# START OF Records for the exercise

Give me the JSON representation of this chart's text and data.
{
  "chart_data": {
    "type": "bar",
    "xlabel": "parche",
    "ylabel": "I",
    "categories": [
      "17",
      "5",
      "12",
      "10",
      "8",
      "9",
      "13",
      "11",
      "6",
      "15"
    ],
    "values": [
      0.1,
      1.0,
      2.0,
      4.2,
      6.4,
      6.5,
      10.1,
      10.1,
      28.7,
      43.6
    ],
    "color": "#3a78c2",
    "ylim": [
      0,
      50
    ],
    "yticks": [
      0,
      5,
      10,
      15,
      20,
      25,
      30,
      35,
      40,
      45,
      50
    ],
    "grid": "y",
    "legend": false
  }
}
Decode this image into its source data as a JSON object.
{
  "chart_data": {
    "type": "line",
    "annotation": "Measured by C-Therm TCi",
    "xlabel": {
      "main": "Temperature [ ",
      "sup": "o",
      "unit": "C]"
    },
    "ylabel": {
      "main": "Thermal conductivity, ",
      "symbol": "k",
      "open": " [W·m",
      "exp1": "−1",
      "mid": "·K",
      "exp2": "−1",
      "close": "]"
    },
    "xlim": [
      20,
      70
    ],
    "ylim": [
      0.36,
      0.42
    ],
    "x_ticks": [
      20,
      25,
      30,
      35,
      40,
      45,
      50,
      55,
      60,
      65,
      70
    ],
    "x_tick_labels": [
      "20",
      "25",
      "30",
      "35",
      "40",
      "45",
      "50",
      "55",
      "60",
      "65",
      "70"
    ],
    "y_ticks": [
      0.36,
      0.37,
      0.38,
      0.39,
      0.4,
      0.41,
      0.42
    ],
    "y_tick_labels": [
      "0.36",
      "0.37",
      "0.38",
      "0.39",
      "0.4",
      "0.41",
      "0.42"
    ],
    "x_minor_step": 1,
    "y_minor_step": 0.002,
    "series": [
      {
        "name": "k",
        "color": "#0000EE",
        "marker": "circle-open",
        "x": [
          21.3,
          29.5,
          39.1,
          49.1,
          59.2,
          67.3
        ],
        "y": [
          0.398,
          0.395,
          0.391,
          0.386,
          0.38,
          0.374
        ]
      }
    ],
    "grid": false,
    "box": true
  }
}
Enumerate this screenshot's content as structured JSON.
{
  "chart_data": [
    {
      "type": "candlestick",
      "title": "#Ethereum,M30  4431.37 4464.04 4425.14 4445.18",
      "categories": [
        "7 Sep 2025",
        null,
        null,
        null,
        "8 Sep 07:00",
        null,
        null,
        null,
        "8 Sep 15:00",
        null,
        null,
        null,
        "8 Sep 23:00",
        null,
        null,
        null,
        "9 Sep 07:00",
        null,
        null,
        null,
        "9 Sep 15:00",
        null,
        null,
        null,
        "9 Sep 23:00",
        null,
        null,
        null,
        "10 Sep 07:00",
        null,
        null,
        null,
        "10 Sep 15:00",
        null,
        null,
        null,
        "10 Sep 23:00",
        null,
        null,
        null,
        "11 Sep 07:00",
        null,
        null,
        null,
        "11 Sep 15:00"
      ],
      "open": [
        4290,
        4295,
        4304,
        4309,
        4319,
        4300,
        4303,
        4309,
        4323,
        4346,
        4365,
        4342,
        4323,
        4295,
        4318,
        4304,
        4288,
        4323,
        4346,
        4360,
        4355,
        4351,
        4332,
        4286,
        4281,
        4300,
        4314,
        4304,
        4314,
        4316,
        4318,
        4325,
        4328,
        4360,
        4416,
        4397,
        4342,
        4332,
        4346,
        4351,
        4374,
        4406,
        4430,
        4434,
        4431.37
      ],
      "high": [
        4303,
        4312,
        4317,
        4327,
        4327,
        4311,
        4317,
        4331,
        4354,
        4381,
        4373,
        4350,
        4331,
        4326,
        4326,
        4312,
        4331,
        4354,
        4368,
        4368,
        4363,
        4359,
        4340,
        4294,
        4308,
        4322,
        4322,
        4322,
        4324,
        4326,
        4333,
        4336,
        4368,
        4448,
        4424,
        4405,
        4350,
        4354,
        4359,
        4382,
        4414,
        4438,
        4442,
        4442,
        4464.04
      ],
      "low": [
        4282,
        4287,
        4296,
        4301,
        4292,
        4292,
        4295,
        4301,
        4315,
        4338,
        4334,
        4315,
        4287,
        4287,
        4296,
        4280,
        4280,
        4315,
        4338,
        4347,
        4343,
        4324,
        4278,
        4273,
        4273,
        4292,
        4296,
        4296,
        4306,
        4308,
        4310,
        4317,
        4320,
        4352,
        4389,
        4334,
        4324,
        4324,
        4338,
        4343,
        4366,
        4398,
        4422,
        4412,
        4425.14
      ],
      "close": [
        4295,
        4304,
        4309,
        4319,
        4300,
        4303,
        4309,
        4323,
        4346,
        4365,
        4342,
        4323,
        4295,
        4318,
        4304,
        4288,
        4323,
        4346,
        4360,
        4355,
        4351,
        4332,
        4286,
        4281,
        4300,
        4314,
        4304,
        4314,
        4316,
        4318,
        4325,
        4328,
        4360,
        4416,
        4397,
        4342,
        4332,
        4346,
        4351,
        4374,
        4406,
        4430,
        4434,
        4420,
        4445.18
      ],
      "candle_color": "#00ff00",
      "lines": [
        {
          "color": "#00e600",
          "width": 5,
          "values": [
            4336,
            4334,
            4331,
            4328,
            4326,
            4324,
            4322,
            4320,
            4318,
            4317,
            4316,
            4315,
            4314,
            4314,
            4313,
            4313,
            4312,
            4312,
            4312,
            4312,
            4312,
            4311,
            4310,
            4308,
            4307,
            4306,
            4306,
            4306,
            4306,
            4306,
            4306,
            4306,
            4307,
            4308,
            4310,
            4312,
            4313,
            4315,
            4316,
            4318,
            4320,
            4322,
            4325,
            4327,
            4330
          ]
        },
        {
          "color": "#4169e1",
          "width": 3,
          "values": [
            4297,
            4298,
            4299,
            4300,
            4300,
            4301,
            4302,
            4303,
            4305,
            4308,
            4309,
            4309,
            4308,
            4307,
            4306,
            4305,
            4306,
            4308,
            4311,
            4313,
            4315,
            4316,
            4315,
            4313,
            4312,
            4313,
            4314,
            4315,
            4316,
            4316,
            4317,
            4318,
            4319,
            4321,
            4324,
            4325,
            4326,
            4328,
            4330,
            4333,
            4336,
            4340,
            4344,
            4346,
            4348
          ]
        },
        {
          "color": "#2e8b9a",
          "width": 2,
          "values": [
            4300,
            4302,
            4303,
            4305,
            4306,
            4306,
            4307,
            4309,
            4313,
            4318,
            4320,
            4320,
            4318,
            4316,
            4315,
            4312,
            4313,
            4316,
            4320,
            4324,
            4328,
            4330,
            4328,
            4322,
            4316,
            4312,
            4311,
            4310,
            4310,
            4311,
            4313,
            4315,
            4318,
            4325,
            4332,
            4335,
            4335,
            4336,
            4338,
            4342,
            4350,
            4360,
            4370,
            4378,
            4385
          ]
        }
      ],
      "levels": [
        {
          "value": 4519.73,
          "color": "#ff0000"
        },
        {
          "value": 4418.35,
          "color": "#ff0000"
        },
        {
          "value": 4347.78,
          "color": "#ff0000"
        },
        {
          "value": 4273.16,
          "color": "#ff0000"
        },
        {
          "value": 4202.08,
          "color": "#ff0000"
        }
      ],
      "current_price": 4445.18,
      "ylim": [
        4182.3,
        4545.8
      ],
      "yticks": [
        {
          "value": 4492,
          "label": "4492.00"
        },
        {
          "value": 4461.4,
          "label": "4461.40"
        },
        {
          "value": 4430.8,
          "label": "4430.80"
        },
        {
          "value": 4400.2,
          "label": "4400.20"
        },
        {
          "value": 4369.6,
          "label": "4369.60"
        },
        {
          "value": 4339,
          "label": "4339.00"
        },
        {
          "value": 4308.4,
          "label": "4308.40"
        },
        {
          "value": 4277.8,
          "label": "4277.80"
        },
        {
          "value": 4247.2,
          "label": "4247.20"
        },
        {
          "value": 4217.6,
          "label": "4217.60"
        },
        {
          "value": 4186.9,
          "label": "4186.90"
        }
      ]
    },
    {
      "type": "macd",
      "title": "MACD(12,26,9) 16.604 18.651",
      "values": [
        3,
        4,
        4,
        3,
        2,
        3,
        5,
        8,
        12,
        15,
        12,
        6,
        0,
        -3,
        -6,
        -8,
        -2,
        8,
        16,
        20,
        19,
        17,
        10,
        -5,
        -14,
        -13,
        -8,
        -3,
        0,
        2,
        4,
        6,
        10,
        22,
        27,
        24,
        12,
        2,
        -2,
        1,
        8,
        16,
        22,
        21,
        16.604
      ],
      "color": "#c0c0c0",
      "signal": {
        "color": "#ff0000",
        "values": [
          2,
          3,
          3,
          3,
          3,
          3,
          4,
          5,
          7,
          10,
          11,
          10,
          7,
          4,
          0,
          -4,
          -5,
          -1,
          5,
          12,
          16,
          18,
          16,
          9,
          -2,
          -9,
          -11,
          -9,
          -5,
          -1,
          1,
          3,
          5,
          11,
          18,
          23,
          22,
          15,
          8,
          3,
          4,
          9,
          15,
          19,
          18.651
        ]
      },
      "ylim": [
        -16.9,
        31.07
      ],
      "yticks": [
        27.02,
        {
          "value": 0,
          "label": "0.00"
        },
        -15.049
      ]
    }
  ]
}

# END OF Records for the exercise

Problem to work on. Search the lines for the string "JSON" and copy every line that has it.

Written answer.
Give me the JSON representation of this chart's text and data.
Decode this image into its source data as a JSON object.
Enumerate this screenshot's content as structured JSON.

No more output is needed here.